RECORDS FOR THIS TASK
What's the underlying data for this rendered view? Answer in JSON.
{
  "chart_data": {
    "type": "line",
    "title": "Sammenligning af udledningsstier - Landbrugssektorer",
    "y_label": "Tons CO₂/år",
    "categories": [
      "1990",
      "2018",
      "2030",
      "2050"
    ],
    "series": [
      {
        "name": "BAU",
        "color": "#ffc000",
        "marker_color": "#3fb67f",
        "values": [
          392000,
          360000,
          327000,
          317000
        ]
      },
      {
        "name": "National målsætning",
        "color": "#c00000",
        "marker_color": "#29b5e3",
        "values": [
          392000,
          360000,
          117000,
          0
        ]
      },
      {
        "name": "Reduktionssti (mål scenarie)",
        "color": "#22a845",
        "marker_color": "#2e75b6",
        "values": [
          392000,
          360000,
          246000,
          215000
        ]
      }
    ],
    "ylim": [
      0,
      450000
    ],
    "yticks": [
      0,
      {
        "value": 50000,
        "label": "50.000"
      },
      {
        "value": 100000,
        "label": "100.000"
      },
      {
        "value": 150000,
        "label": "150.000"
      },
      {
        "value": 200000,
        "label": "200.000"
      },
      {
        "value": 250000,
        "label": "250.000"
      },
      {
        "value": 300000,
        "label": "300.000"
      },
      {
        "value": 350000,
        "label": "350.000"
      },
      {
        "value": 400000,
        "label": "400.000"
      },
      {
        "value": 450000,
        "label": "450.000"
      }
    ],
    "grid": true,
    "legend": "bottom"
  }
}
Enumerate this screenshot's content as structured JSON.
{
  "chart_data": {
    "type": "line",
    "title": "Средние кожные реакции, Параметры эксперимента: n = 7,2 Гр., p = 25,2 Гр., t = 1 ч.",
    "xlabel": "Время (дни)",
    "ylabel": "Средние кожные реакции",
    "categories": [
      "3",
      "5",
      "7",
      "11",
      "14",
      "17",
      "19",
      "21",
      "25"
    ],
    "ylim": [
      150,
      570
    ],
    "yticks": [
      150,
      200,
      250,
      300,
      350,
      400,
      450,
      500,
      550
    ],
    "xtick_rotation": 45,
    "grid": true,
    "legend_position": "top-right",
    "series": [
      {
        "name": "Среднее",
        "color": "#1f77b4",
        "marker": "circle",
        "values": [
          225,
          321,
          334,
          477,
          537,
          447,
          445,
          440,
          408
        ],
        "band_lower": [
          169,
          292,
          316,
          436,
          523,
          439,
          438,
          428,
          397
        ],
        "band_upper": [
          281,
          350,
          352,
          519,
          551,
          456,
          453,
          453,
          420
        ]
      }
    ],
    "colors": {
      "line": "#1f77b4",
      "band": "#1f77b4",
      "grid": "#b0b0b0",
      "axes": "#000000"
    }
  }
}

--

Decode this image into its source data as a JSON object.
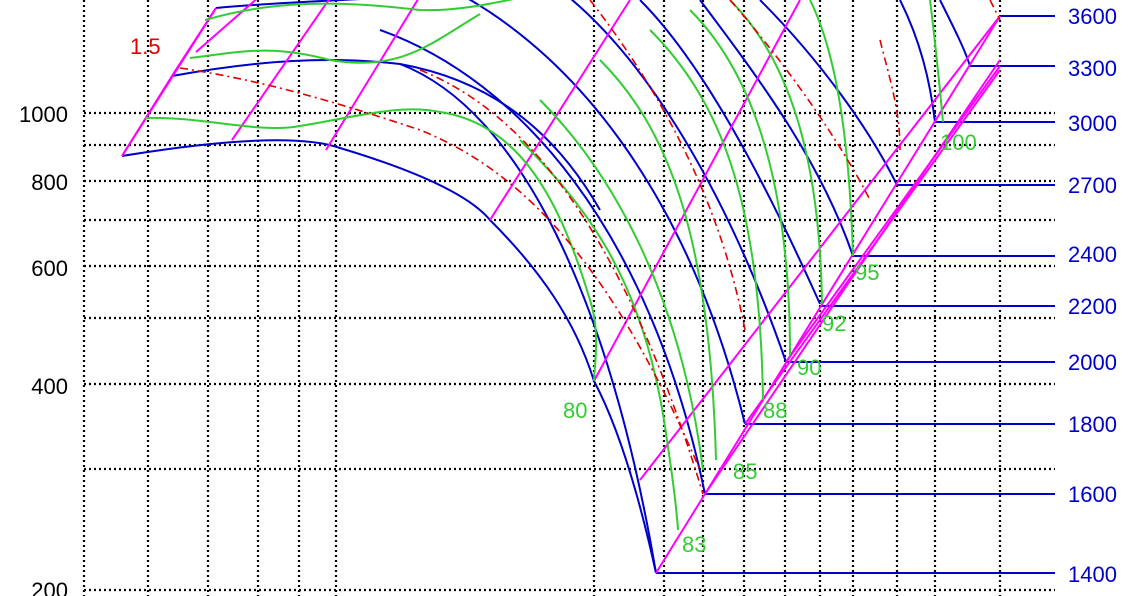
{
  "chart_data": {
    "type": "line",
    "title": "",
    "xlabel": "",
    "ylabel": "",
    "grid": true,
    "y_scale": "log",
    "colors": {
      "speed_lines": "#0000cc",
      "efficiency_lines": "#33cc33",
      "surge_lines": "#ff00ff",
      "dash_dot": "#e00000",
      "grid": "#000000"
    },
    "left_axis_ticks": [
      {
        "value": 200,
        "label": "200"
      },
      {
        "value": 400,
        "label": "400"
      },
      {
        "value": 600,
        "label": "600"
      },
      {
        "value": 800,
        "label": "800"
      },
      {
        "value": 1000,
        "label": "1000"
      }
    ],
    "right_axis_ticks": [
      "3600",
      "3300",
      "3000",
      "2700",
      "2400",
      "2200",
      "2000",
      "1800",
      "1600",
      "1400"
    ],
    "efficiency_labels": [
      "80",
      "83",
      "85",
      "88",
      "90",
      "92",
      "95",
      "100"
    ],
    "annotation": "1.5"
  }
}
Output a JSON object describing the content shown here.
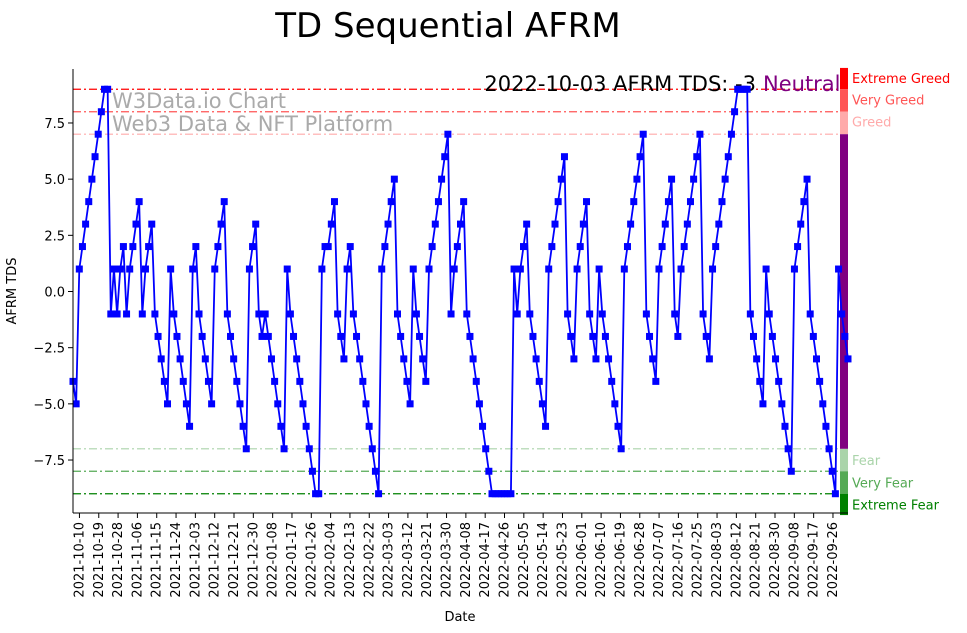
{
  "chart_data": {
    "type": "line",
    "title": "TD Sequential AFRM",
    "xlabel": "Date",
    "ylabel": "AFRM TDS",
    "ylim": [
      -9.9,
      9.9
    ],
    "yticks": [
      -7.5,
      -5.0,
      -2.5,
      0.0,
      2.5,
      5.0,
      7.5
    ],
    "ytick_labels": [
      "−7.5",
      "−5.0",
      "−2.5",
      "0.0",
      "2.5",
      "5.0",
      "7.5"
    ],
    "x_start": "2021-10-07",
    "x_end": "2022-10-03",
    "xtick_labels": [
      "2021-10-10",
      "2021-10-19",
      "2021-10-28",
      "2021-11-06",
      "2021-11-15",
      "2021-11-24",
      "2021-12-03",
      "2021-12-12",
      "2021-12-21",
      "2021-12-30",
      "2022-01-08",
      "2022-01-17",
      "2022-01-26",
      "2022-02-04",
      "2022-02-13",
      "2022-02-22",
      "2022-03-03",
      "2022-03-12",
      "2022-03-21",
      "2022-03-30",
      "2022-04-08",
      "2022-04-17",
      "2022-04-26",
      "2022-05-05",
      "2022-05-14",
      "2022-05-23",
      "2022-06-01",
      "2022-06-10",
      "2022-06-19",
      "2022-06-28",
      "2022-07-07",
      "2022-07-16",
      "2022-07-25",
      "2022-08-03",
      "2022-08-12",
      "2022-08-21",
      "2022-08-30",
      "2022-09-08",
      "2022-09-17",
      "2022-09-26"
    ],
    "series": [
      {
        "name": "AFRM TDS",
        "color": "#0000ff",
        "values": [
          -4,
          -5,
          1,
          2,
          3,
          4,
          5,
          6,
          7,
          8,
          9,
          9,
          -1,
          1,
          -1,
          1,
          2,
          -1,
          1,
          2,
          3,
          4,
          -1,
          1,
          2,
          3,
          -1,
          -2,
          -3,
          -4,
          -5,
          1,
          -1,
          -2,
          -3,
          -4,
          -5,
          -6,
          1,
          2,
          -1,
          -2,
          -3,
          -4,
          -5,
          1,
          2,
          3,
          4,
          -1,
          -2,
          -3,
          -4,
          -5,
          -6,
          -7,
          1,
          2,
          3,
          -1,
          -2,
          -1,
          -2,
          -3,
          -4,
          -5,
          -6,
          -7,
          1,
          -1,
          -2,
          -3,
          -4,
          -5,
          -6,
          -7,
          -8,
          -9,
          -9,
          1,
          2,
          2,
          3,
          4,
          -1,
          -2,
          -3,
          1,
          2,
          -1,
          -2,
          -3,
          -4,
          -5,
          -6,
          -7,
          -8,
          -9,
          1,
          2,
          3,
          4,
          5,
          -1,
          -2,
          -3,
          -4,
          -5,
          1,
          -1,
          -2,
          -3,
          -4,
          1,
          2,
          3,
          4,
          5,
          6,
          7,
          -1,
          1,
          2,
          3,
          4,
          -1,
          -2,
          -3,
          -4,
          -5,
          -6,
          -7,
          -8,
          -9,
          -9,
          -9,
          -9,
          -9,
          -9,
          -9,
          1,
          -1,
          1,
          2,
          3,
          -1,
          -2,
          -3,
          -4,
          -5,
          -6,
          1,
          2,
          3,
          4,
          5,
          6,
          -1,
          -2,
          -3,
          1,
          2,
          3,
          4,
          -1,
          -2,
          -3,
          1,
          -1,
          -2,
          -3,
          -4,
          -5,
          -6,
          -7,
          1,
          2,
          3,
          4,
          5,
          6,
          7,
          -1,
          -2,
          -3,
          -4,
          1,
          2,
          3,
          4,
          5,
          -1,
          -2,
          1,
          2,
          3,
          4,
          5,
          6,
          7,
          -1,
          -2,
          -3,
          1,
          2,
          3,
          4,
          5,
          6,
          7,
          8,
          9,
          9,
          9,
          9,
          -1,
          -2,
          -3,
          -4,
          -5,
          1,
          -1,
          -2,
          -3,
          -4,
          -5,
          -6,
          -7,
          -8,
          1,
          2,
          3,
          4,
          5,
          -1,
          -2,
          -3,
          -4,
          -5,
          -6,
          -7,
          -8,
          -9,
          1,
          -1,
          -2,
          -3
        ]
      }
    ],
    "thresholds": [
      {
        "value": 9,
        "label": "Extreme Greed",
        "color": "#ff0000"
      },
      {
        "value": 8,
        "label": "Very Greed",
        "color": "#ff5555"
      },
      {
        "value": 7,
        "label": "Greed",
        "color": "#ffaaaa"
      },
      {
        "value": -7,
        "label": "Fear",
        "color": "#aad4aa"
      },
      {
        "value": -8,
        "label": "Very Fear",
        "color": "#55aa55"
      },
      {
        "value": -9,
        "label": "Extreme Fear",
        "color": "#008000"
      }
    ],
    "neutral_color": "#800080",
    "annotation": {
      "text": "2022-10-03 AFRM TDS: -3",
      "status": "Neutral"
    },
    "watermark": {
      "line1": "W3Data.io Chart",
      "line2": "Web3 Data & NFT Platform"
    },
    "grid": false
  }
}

EXERCISE DESCRIPTION
Which lines above hold the word "Extreme"? Copy each of them.

SOLUTION
        "label": "Extreme Greed",
        "label": "Extreme Fear",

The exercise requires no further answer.